INSTRUCTIONS TO FOLLOW: Locate and copy all lines bearing the word "watermark".
>> Start
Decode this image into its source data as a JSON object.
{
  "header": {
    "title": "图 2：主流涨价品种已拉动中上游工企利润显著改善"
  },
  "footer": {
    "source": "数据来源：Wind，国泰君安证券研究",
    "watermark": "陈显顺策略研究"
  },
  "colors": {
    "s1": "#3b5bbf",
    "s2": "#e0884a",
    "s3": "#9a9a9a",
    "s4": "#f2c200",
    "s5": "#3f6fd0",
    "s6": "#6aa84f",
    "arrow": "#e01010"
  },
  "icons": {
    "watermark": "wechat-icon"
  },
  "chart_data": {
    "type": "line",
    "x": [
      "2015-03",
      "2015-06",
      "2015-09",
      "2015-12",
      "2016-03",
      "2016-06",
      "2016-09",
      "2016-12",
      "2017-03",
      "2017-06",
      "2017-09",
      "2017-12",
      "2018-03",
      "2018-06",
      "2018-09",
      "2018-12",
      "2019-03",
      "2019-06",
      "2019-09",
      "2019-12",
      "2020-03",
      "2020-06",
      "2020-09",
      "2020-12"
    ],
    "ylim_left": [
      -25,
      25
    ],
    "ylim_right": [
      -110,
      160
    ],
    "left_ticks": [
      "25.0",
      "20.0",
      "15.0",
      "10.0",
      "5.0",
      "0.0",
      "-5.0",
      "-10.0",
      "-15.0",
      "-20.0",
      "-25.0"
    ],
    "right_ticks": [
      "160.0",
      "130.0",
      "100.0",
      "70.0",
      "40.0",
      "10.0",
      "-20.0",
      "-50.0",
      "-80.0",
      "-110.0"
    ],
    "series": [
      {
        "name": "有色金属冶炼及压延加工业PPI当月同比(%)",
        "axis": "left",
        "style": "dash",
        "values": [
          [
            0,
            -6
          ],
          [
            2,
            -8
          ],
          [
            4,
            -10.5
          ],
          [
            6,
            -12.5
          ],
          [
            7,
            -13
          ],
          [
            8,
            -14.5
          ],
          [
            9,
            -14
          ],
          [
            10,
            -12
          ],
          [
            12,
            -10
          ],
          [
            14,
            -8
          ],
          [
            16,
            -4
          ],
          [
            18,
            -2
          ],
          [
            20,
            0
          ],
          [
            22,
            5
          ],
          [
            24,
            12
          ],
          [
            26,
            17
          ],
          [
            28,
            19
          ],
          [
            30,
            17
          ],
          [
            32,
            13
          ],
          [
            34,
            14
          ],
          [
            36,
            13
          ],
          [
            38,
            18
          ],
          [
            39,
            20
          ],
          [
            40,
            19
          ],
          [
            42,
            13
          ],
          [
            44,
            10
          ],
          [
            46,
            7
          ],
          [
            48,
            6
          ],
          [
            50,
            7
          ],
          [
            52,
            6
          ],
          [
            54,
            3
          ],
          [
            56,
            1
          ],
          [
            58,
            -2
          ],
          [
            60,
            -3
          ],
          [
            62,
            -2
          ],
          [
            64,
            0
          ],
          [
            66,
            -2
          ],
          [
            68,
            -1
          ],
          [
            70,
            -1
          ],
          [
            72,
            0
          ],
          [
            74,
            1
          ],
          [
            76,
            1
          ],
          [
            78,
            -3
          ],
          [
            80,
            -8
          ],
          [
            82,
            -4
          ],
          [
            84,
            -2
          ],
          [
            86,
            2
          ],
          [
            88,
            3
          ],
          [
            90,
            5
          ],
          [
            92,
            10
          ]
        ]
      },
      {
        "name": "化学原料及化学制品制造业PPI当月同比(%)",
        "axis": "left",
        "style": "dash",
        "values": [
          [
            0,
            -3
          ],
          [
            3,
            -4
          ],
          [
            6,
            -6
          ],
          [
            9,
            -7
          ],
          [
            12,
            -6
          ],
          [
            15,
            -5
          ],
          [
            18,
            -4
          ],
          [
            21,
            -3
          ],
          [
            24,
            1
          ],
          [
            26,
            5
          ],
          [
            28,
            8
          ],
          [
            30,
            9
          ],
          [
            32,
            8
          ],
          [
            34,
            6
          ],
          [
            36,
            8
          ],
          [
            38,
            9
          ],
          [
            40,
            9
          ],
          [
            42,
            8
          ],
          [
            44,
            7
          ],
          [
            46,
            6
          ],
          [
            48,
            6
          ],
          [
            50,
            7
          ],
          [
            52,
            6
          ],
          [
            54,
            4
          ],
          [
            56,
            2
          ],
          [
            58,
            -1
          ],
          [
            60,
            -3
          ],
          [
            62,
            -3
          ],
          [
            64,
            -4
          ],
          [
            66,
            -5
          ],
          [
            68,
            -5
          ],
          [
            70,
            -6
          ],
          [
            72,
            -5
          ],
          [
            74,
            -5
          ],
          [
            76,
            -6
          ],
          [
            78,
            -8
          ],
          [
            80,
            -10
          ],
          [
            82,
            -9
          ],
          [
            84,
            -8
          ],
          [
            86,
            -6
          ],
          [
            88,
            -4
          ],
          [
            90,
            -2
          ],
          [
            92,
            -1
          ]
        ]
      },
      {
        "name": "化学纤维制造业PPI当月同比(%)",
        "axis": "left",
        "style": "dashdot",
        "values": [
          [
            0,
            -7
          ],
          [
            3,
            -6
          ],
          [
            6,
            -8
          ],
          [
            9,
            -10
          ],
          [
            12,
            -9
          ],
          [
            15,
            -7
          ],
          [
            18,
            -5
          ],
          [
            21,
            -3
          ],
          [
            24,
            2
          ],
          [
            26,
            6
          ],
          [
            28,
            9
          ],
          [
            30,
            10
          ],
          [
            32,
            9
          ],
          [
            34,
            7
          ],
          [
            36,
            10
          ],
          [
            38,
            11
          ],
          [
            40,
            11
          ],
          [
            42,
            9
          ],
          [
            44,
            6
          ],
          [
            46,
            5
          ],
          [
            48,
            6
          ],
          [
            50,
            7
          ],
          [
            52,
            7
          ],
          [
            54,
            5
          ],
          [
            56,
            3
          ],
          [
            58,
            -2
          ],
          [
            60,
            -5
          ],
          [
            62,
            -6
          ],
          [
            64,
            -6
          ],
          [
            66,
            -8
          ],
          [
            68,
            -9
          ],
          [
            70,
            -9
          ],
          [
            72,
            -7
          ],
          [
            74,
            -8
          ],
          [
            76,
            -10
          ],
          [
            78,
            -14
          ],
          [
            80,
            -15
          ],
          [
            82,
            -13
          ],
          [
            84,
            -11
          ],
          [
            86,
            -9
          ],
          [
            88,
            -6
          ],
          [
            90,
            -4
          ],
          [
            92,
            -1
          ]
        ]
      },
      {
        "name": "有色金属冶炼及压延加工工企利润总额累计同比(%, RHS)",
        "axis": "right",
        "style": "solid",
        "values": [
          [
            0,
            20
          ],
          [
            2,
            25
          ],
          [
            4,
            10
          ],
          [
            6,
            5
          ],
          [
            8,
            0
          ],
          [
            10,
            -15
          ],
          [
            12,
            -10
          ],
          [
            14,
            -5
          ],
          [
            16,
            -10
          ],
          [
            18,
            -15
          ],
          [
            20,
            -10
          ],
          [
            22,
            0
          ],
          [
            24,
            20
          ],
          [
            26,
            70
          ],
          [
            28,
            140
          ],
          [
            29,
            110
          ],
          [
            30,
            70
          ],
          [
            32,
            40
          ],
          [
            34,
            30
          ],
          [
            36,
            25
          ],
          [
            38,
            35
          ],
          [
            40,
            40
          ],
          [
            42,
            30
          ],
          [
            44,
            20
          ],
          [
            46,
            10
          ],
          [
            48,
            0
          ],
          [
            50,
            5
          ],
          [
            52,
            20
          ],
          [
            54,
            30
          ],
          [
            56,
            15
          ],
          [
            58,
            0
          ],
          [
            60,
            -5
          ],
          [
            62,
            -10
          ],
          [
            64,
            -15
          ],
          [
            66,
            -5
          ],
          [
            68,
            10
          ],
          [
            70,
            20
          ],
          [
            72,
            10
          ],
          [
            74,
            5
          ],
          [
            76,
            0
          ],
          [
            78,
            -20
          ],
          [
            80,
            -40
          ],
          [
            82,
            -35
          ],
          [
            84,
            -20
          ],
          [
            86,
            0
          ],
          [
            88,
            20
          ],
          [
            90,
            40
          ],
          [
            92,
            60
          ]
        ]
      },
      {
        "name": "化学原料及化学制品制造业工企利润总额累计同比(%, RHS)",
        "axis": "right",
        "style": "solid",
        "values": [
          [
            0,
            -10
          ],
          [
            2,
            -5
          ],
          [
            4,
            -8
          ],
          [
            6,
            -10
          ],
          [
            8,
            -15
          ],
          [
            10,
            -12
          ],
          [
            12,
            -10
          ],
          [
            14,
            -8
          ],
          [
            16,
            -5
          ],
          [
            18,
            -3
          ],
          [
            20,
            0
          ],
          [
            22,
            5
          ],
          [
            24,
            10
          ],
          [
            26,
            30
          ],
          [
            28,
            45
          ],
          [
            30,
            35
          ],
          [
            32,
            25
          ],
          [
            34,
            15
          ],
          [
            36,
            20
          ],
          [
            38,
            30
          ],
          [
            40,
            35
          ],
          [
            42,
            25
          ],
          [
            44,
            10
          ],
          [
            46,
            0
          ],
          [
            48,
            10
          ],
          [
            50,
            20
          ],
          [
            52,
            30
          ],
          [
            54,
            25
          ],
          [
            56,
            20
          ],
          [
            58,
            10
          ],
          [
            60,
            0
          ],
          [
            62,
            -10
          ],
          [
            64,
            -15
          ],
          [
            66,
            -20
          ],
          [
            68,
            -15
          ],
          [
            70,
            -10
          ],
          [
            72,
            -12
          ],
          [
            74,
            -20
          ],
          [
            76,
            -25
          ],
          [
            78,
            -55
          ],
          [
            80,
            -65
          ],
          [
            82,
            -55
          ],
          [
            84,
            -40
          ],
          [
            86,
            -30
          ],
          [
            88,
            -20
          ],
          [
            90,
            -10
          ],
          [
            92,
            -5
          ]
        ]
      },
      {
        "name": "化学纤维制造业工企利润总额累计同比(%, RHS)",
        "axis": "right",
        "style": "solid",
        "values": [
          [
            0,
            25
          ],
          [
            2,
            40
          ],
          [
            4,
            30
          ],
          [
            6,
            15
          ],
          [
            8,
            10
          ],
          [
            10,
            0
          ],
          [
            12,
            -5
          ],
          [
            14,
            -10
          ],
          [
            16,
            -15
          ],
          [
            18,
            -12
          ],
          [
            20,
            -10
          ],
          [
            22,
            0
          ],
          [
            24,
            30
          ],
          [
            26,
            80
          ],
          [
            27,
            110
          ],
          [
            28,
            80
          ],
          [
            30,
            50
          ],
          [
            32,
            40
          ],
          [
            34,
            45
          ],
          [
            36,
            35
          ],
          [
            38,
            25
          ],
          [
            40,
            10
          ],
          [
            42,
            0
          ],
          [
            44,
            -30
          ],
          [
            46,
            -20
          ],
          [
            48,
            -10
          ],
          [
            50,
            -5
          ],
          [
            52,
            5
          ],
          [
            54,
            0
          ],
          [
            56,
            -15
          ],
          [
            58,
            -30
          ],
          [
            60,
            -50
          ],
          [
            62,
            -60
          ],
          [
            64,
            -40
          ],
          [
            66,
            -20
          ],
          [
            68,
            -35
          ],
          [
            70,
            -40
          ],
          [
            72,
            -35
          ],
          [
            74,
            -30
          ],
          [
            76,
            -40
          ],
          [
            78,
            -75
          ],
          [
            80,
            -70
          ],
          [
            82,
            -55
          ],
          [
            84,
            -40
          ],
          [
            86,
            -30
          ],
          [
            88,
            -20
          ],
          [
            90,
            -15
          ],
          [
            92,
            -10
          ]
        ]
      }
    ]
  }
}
>> End
OUTPUT OF THE EXERCISE:
    "watermark": "陈显顺策略研究"
    "watermark": "wechat-icon"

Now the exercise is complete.